Chart and figure data
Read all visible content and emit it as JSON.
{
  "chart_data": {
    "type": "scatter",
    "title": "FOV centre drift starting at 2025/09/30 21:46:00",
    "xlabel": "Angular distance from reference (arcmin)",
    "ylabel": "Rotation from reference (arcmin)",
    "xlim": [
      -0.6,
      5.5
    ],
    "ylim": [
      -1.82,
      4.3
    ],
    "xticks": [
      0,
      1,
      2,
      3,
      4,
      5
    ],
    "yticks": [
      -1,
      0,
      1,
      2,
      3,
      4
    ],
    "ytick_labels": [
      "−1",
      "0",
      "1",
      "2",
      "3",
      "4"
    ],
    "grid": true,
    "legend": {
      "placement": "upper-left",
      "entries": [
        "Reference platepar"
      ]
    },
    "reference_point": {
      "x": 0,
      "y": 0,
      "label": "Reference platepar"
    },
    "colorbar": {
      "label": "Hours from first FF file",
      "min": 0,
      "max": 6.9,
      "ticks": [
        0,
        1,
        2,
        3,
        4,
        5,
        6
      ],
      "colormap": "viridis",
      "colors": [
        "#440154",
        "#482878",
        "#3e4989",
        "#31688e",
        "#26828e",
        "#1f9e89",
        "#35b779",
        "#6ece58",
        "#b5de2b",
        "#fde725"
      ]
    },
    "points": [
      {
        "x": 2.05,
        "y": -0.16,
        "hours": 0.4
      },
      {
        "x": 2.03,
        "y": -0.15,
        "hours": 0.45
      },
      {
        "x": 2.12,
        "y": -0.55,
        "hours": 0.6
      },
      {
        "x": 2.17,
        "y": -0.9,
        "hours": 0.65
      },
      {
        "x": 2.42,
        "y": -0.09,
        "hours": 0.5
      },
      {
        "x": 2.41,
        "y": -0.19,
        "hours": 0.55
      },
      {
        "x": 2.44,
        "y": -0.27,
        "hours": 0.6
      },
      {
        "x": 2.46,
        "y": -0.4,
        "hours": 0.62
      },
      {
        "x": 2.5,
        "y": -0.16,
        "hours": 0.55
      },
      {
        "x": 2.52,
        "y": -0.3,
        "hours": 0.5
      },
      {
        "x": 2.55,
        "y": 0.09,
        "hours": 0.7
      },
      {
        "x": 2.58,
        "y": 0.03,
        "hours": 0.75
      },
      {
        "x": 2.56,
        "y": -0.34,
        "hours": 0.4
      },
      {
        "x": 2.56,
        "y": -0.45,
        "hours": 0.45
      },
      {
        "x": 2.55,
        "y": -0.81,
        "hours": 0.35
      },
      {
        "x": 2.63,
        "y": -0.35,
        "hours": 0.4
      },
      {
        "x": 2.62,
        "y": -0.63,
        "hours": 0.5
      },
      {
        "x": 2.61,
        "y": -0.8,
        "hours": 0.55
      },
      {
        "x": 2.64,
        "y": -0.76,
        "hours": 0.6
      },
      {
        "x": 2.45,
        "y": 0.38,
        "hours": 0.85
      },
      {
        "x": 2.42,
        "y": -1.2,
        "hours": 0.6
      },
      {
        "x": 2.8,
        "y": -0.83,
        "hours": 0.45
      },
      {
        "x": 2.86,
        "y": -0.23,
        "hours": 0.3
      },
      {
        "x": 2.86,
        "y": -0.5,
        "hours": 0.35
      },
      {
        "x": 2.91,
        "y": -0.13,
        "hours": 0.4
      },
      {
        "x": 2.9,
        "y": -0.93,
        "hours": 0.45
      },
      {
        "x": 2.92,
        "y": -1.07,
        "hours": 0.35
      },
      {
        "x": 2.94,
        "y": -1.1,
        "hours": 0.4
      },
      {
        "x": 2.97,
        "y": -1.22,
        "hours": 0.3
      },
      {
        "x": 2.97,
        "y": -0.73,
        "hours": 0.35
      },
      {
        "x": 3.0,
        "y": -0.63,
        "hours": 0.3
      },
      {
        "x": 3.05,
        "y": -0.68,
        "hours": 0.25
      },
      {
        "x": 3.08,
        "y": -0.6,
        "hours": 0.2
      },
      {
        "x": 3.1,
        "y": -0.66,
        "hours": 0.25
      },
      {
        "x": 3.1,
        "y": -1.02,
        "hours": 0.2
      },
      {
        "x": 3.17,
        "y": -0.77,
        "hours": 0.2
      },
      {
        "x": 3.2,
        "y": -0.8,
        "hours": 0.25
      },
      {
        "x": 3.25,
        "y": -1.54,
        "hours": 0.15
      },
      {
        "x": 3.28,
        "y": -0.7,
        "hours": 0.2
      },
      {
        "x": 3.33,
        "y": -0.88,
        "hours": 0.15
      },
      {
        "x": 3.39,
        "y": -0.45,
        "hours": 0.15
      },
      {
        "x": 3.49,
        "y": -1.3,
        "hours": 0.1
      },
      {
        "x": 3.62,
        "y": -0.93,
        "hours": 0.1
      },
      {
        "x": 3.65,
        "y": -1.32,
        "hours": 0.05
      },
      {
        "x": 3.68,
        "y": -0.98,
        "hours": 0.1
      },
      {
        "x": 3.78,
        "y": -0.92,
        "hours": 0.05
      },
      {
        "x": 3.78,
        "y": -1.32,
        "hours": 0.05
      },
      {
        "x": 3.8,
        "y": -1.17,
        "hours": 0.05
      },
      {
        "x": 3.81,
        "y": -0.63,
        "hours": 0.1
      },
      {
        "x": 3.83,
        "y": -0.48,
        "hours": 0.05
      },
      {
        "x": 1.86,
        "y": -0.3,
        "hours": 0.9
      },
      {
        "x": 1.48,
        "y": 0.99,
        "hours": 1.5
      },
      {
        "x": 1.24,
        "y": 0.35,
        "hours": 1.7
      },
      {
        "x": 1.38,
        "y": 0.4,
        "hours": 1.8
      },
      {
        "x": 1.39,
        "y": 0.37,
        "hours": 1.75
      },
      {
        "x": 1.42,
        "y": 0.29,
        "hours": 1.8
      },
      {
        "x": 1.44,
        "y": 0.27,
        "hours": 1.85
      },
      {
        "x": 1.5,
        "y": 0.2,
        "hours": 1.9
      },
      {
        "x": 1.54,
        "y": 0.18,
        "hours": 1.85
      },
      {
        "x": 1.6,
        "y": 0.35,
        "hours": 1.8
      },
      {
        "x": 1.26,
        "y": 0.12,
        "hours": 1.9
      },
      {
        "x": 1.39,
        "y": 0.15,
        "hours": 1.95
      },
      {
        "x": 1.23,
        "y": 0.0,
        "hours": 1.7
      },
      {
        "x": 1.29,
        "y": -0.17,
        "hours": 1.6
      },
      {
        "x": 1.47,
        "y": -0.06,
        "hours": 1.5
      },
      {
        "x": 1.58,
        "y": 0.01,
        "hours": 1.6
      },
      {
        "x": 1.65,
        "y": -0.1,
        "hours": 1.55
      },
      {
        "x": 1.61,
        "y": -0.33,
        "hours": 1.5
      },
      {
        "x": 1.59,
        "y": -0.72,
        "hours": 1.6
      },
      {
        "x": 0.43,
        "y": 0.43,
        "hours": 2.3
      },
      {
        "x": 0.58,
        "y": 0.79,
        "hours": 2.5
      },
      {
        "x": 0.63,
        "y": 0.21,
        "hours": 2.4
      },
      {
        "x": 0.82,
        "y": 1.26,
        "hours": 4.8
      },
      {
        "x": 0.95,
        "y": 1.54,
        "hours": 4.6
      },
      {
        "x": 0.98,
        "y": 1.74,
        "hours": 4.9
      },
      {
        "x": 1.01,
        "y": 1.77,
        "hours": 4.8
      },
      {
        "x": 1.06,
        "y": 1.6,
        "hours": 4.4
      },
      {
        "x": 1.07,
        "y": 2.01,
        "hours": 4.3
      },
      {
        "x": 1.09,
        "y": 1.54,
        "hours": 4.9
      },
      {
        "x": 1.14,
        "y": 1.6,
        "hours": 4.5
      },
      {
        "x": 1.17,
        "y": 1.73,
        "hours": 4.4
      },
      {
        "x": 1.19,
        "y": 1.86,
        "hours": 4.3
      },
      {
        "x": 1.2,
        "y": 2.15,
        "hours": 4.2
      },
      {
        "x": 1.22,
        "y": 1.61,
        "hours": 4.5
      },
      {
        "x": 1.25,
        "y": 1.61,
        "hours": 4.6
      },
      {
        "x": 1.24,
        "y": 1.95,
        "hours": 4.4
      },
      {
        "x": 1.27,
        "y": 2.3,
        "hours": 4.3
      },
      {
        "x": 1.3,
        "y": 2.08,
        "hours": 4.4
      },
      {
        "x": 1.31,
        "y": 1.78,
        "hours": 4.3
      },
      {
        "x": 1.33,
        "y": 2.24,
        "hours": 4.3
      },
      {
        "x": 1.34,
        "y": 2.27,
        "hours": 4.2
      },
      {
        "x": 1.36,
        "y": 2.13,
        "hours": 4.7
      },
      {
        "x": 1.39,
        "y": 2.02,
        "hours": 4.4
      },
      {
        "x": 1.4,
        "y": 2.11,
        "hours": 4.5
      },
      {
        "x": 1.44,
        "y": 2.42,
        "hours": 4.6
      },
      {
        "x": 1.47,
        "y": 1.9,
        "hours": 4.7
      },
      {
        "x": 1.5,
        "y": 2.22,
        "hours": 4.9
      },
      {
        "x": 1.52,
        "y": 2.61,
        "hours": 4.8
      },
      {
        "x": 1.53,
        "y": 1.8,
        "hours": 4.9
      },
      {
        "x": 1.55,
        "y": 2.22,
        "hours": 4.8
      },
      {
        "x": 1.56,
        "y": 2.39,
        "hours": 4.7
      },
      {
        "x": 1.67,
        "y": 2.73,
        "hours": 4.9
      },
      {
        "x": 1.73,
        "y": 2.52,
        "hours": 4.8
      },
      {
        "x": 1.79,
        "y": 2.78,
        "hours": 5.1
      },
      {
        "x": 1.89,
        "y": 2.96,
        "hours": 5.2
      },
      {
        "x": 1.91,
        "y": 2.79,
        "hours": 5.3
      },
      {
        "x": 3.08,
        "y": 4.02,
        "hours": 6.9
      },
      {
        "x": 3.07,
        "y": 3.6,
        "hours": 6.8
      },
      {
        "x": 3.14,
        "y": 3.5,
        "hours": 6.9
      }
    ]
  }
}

→ **What is needed**:
Report every line containing the word "platepar" from the listing above.

→ **Result below**:
        "Reference platepar"
      "label": "Reference platepar"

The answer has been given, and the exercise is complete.